(Items from a data source)
::::::::::
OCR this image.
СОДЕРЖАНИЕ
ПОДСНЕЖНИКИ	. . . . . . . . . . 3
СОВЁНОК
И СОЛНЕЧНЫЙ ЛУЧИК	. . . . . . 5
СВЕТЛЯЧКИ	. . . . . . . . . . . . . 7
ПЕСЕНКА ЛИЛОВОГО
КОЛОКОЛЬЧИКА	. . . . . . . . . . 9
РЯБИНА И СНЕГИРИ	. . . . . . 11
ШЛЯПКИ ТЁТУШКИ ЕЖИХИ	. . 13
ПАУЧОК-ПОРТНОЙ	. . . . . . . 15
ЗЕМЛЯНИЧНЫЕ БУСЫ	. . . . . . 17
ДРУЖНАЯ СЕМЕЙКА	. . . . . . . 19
::::::::::
# THE REQUEST
Transcribe every entry word for word.

# RESULT
OCR this image.
СОДЕРЖАНИЕ
ПОДСНЕЖНИКИ	. . . . . . . . . . 3
СОВЁНОК
И СОЛНЕЧНЫЙ ЛУЧИК	. . . . . . 5
СВЕТЛЯЧКИ	. . . . . . . . . . . . . 7
ПЕСЕНКА ЛИЛОВОГО
КОЛОКОЛЬЧИКА	. . . . . . . . . . 9
РЯБИНА И СНЕГИРИ	. . . . . . 11
ШЛЯПКИ ТЁТУШКИ ЕЖИХИ	. . 13
ПАУЧОК-ПОРТНОЙ	. . . . . . . 15
ЗЕМЛЯНИЧНЫЕ БУСЫ	. . . . . . 17
ДРУЖНАЯ СЕМЕЙКА	. . . . . . . 19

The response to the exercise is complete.